> **SET TASK**
What follows is a set of records, each of which is to be written out exactly.

(Source records)
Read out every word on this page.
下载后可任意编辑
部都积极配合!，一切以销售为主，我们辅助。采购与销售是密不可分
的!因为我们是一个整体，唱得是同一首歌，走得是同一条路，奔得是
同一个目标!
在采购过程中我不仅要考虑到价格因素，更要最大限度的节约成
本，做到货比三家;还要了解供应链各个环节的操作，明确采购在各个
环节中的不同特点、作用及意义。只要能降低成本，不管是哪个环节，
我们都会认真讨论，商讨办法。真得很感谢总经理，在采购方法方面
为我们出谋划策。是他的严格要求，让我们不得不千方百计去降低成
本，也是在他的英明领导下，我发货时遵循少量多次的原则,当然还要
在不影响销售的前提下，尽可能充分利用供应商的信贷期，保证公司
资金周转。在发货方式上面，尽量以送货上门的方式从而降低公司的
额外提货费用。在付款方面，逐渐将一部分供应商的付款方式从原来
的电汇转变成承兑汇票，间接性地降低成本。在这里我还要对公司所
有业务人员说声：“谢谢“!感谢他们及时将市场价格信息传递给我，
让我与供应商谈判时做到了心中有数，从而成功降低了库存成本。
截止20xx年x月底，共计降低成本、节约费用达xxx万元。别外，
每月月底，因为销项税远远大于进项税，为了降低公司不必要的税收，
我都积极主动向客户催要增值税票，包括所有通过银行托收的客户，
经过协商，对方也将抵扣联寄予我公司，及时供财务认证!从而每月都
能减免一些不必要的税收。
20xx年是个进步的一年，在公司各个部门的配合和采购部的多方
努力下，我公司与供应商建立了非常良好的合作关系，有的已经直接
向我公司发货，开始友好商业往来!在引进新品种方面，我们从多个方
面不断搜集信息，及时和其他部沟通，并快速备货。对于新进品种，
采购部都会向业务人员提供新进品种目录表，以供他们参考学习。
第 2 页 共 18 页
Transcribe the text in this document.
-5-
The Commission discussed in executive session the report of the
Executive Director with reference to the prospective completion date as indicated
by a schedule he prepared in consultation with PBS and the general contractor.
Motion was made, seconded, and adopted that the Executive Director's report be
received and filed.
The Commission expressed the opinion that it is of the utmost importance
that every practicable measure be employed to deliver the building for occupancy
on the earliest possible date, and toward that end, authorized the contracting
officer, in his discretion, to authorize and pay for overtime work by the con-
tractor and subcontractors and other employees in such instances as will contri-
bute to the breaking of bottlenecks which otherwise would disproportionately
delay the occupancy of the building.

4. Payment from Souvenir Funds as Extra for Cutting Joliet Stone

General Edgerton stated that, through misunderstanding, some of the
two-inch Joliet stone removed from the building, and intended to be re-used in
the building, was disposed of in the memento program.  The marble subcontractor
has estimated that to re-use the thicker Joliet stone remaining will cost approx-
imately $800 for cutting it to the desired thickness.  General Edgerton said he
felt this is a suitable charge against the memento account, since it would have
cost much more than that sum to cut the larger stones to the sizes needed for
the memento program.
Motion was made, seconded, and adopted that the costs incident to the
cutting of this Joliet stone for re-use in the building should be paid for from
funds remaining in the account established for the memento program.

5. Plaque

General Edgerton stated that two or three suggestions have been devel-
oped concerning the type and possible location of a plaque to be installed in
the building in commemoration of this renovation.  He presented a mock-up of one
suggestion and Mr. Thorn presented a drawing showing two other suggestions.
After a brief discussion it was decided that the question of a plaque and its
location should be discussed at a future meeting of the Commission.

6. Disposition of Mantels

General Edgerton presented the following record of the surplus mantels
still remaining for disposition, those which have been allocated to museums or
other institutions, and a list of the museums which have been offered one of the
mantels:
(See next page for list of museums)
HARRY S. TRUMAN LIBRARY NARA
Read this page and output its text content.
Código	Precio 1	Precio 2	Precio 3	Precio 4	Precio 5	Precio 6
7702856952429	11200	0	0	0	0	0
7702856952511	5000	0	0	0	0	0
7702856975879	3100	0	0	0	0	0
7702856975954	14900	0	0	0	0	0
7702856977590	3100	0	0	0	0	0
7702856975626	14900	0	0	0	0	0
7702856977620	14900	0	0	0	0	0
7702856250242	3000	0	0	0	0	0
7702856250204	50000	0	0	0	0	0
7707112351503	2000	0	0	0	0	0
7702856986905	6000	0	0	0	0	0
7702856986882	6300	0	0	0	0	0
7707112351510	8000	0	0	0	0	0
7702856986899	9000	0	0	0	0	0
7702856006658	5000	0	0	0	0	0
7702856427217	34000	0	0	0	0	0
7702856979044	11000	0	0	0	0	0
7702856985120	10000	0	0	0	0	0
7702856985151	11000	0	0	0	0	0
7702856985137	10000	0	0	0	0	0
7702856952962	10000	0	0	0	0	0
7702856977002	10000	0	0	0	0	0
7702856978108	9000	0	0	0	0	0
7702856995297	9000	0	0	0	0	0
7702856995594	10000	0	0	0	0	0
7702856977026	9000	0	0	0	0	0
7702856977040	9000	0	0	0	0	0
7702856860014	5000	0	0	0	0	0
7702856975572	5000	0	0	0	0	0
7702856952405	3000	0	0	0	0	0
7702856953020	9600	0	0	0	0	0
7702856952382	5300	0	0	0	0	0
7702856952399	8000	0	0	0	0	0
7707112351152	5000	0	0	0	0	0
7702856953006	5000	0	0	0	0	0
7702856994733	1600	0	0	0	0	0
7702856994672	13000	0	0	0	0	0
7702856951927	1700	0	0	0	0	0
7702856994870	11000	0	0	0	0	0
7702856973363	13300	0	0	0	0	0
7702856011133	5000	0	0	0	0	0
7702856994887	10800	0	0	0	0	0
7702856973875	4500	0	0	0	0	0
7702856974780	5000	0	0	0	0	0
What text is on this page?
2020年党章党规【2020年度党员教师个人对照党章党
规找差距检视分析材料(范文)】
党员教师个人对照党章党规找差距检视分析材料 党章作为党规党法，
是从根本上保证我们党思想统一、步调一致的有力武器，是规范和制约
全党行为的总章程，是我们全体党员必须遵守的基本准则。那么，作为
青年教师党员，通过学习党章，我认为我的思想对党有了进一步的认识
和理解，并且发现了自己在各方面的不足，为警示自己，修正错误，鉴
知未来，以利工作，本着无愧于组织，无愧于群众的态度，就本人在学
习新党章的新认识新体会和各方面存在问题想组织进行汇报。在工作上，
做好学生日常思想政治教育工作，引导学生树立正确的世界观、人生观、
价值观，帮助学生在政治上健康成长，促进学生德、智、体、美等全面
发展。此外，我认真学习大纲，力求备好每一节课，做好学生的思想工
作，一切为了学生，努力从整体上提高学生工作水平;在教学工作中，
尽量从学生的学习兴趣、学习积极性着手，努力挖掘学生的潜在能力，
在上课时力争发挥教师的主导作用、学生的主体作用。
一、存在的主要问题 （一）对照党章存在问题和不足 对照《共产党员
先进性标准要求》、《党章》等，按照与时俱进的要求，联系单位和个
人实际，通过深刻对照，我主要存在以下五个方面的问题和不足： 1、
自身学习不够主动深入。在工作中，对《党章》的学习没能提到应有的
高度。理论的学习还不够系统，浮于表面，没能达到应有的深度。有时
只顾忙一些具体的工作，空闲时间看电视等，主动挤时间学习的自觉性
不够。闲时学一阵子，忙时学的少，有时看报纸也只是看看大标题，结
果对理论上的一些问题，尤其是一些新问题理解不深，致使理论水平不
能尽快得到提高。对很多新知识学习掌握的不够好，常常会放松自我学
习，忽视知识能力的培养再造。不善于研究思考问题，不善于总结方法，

> **COMPLETE ANSWER**
Read out every word on this page.
下载后可任意编辑
部都积极配合!，一切以销售为主，我们辅助。采购与销售是密不可分
的!因为我们是一个整体，唱得是同一首歌，走得是同一条路，奔得是
同一个目标!
在采购过程中我不仅要考虑到价格因素，更要最大限度的节约成
本，做到货比三家;还要了解供应链各个环节的操作，明确采购在各个
环节中的不同特点、作用及意义。只要能降低成本，不管是哪个环节，
我们都会认真讨论，商讨办法。真得很感谢总经理，在采购方法方面
为我们出谋划策。是他的严格要求，让我们不得不千方百计去降低成
本，也是在他的英明领导下，我发货时遵循少量多次的原则,当然还要
在不影响销售的前提下，尽可能充分利用供应商的信贷期，保证公司
资金周转。在发货方式上面，尽量以送货上门的方式从而降低公司的
额外提货费用。在付款方面，逐渐将一部分供应商的付款方式从原来
的电汇转变成承兑汇票，间接性地降低成本。在这里我还要对公司所
有业务人员说声：“谢谢“!感谢他们及时将市场价格信息传递给我，
让我与供应商谈判时做到了心中有数，从而成功降低了库存成本。
截止20xx年x月底，共计降低成本、节约费用达xxx万元。别外，
每月月底，因为销项税远远大于进项税，为了降低公司不必要的税收，
我都积极主动向客户催要增值税票，包括所有通过银行托收的客户，
经过协商，对方也将抵扣联寄予我公司，及时供财务认证!从而每月都
能减免一些不必要的税收。
20xx年是个进步的一年，在公司各个部门的配合和采购部的多方
努力下，我公司与供应商建立了非常良好的合作关系，有的已经直接
向我公司发货，开始友好商业往来!在引进新品种方面，我们从多个方
面不断搜集信息，及时和其他部沟通，并快速备货。对于新进品种，
采购部都会向业务人员提供新进品种目录表，以供他们参考学习。
第 2 页 共 18 页
Transcribe the text in this document.
-5-
The Commission discussed in executive session the report of the
Executive Director with reference to the prospective completion date as indicated
by a schedule he prepared in consultation with PBS and the general contractor.
Motion was made, seconded, and adopted that the Executive Director's report be
received and filed.
The Commission expressed the opinion that it is of the utmost importance
that every practicable measure be employed to deliver the building for occupancy
on the earliest possible date, and toward that end, authorized the contracting
officer, in his discretion, to authorize and pay for overtime work by the con-
tractor and subcontractors and other employees in such instances as will contri-
bute to the breaking of bottlenecks which otherwise would disproportionately
delay the occupancy of the building.

4. Payment from Souvenir Funds as Extra for Cutting Joliet Stone

General Edgerton stated that, through misunderstanding, some of the
two-inch Joliet stone removed from the building, and intended to be re-used in
the building, was disposed of in the memento program.  The marble subcontractor
has estimated that to re-use the thicker Joliet stone remaining will cost approx-
imately $800 for cutting it to the desired thickness.  General Edgerton said he
felt this is a suitable charge against the memento account, since it would have
cost much more than that sum to cut the larger stones to the sizes needed for
the memento program.
Motion was made, seconded, and adopted that the costs incident to the
cutting of this Joliet stone for re-use in the building should be paid for from
funds remaining in the account established for the memento program.

5. Plaque

General Edgerton stated that two or three suggestions have been devel-
oped concerning the type and possible location of a plaque to be installed in
the building in commemoration of this renovation.  He presented a mock-up of one
suggestion and Mr. Thorn presented a drawing showing two other suggestions.
After a brief discussion it was decided that the question of a plaque and its
location should be discussed at a future meeting of the Commission.

6. Disposition of Mantels

General Edgerton presented the following record of the surplus mantels
still remaining for disposition, those which have been allocated to museums or
other institutions, and a list of the museums which have been offered one of the
mantels:
(See next page for list of museums)
HARRY S. TRUMAN LIBRARY NARA
Read this page and output its text content.
Código	Precio 1	Precio 2	Precio 3	Precio 4	Precio 5	Precio 6
7702856952429	11200	0	0	0	0	0
7702856952511	5000	0	0	0	0	0
7702856975879	3100	0	0	0	0	0
7702856975954	14900	0	0	0	0	0
7702856977590	3100	0	0	0	0	0
7702856975626	14900	0	0	0	0	0
7702856977620	14900	0	0	0	0	0
7702856250242	3000	0	0	0	0	0
7702856250204	50000	0	0	0	0	0
7707112351503	2000	0	0	0	0	0
7702856986905	6000	0	0	0	0	0
7702856986882	6300	0	0	0	0	0
7707112351510	8000	0	0	0	0	0
7702856986899	9000	0	0	0	0	0
7702856006658	5000	0	0	0	0	0
7702856427217	34000	0	0	0	0	0
7702856979044	11000	0	0	0	0	0
7702856985120	10000	0	0	0	0	0
7702856985151	11000	0	0	0	0	0
7702856985137	10000	0	0	0	0	0
7702856952962	10000	0	0	0	0	0
7702856977002	10000	0	0	0	0	0
7702856978108	9000	0	0	0	0	0
7702856995297	9000	0	0	0	0	0
7702856995594	10000	0	0	0	0	0
7702856977026	9000	0	0	0	0	0
7702856977040	9000	0	0	0	0	0
7702856860014	5000	0	0	0	0	0
7702856975572	5000	0	0	0	0	0
7702856952405	3000	0	0	0	0	0
7702856953020	9600	0	0	0	0	0
7702856952382	5300	0	0	0	0	0
7702856952399	8000	0	0	0	0	0
7707112351152	5000	0	0	0	0	0
7702856953006	5000	0	0	0	0	0
7702856994733	1600	0	0	0	0	0
7702856994672	13000	0	0	0	0	0
7702856951927	1700	0	0	0	0	0
7702856994870	11000	0	0	0	0	0
7702856973363	13300	0	0	0	0	0
7702856011133	5000	0	0	0	0	0
7702856994887	10800	0	0	0	0	0
7702856973875	4500	0	0	0	0	0
7702856974780	5000	0	0	0	0	0
What text is on this page?
2020年党章党规【2020年度党员教师个人对照党章党
规找差距检视分析材料(范文)】
党员教师个人对照党章党规找差距检视分析材料 党章作为党规党法，
是从根本上保证我们党思想统一、步调一致的有力武器，是规范和制约
全党行为的总章程，是我们全体党员必须遵守的基本准则。那么，作为
青年教师党员，通过学习党章，我认为我的思想对党有了进一步的认识
和理解，并且发现了自己在各方面的不足，为警示自己，修正错误，鉴
知未来，以利工作，本着无愧于组织，无愧于群众的态度，就本人在学
习新党章的新认识新体会和各方面存在问题想组织进行汇报。在工作上，
做好学生日常思想政治教育工作，引导学生树立正确的世界观、人生观、
价值观，帮助学生在政治上健康成长，促进学生德、智、体、美等全面
发展。此外，我认真学习大纲，力求备好每一节课，做好学生的思想工
作，一切为了学生，努力从整体上提高学生工作水平;在教学工作中，
尽量从学生的学习兴趣、学习积极性着手，努力挖掘学生的潜在能力，
在上课时力争发挥教师的主导作用、学生的主体作用。
一、存在的主要问题 （一）对照党章存在问题和不足 对照《共产党员
先进性标准要求》、《党章》等，按照与时俱进的要求，联系单位和个
人实际，通过深刻对照，我主要存在以下五个方面的问题和不足： 1、
自身学习不够主动深入。在工作中，对《党章》的学习没能提到应有的
高度。理论的学习还不够系统，浮于表面，没能达到应有的深度。有时
只顾忙一些具体的工作，空闲时间看电视等，主动挤时间学习的自觉性
不够。闲时学一阵子，忙时学的少，有时看报纸也只是看看大标题，结
果对理论上的一些问题，尤其是一些新问题理解不深，致使理论水平不
能尽快得到提高。对很多新知识学习掌握的不够好，常常会放松自我学
习，忽视知识能力的培养再造。不善于研究思考问题，不善于总结方法，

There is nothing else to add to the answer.